* [Given instruction]: Lift out each line of the data that holds "إضافية".

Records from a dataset

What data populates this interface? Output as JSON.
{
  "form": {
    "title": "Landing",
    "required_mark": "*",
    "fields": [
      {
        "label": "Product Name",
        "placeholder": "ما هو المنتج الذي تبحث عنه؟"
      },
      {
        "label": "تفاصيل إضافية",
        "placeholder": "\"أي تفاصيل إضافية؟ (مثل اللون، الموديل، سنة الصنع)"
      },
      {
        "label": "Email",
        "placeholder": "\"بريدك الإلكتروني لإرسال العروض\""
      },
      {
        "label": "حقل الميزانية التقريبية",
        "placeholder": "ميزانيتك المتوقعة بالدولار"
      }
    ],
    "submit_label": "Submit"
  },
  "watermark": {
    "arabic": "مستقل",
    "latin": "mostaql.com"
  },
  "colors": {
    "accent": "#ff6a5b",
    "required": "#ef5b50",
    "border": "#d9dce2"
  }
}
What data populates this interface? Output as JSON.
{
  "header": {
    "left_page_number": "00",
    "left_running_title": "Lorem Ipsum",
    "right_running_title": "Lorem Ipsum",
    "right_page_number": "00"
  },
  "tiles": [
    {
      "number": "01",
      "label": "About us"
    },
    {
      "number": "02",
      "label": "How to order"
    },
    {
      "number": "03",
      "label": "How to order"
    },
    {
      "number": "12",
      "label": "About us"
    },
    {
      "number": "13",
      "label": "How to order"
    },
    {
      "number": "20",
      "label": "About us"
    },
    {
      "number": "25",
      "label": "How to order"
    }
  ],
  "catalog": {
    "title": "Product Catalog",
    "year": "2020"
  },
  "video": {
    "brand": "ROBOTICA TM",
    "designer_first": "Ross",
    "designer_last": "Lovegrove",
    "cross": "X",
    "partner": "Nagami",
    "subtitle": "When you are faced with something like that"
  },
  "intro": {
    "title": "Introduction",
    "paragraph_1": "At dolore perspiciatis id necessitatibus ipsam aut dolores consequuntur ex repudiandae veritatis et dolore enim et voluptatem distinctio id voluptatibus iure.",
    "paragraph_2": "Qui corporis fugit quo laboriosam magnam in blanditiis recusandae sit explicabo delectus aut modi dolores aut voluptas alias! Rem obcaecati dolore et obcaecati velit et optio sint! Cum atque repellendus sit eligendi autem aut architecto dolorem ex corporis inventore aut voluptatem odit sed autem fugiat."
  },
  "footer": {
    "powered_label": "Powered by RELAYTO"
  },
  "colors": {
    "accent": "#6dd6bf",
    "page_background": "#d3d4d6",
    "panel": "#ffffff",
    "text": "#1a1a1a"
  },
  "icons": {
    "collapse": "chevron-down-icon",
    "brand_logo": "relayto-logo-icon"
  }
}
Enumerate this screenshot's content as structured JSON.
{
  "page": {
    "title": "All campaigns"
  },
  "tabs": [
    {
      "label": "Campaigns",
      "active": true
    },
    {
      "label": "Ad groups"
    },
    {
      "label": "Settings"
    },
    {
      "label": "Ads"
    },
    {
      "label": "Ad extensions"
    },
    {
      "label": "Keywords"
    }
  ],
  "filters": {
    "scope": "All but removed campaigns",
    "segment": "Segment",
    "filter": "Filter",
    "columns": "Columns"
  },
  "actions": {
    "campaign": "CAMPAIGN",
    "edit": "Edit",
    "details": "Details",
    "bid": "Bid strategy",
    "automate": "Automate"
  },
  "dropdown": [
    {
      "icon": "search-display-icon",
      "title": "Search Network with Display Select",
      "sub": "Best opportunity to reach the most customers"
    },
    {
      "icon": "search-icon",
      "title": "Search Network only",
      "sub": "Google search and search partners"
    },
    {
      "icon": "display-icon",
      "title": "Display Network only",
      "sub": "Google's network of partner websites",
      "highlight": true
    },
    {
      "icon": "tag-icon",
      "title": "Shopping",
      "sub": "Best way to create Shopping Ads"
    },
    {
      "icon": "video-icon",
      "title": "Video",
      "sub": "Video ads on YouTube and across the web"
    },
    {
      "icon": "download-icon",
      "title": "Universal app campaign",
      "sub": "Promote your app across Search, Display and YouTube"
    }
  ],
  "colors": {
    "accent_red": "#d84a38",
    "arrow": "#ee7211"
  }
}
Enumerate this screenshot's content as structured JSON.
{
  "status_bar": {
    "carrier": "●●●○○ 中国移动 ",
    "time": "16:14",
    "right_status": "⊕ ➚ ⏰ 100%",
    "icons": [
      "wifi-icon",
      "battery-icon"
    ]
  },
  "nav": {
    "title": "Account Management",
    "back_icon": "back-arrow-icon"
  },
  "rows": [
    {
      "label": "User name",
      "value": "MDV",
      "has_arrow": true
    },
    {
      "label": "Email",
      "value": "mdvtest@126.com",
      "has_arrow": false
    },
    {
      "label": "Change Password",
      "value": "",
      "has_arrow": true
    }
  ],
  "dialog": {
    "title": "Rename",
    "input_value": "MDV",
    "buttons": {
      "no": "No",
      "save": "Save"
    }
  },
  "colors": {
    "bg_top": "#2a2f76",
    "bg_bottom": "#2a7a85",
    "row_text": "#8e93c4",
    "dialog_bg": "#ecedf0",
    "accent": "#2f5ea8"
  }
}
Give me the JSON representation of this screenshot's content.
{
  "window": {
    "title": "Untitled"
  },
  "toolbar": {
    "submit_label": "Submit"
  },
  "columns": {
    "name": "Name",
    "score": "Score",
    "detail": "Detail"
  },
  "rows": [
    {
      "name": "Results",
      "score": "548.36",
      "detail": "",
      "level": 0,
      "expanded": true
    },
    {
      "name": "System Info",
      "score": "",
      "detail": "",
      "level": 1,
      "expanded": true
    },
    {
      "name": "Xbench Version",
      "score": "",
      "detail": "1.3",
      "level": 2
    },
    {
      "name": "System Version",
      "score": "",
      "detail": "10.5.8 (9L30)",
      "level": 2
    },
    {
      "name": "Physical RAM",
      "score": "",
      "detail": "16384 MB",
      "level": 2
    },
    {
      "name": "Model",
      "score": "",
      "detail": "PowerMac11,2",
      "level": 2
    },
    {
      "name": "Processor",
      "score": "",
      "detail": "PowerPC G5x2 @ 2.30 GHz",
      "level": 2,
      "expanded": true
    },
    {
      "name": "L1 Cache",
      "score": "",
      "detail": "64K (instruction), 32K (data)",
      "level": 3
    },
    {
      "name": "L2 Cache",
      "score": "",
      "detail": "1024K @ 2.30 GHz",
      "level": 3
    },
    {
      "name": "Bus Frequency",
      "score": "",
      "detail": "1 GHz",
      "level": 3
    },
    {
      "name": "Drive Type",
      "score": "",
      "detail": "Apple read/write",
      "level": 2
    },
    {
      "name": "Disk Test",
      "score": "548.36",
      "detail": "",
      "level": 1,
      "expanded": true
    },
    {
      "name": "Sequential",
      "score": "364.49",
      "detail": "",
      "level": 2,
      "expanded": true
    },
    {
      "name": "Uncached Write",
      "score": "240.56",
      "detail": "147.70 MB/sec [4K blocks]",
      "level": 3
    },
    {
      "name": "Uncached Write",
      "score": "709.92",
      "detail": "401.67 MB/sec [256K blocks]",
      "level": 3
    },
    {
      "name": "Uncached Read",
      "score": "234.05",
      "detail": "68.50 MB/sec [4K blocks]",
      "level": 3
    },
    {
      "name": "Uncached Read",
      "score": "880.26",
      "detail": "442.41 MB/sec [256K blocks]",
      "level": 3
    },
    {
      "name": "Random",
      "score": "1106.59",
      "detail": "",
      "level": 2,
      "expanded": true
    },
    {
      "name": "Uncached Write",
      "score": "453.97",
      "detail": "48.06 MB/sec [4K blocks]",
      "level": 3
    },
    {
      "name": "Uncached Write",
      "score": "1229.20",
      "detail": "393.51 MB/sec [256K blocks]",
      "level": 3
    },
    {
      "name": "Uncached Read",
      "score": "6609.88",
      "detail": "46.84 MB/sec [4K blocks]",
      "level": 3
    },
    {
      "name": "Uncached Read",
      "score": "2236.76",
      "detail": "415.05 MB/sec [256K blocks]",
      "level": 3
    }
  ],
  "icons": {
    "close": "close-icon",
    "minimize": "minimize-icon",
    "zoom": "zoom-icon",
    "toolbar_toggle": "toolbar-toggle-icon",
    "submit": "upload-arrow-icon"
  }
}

* [Finished task]:
        "label": "تفاصيل إضافية",
        "placeholder": "\"أي تفاصيل إضافية؟ (مثل اللون، الموديل، سنة الصنع)"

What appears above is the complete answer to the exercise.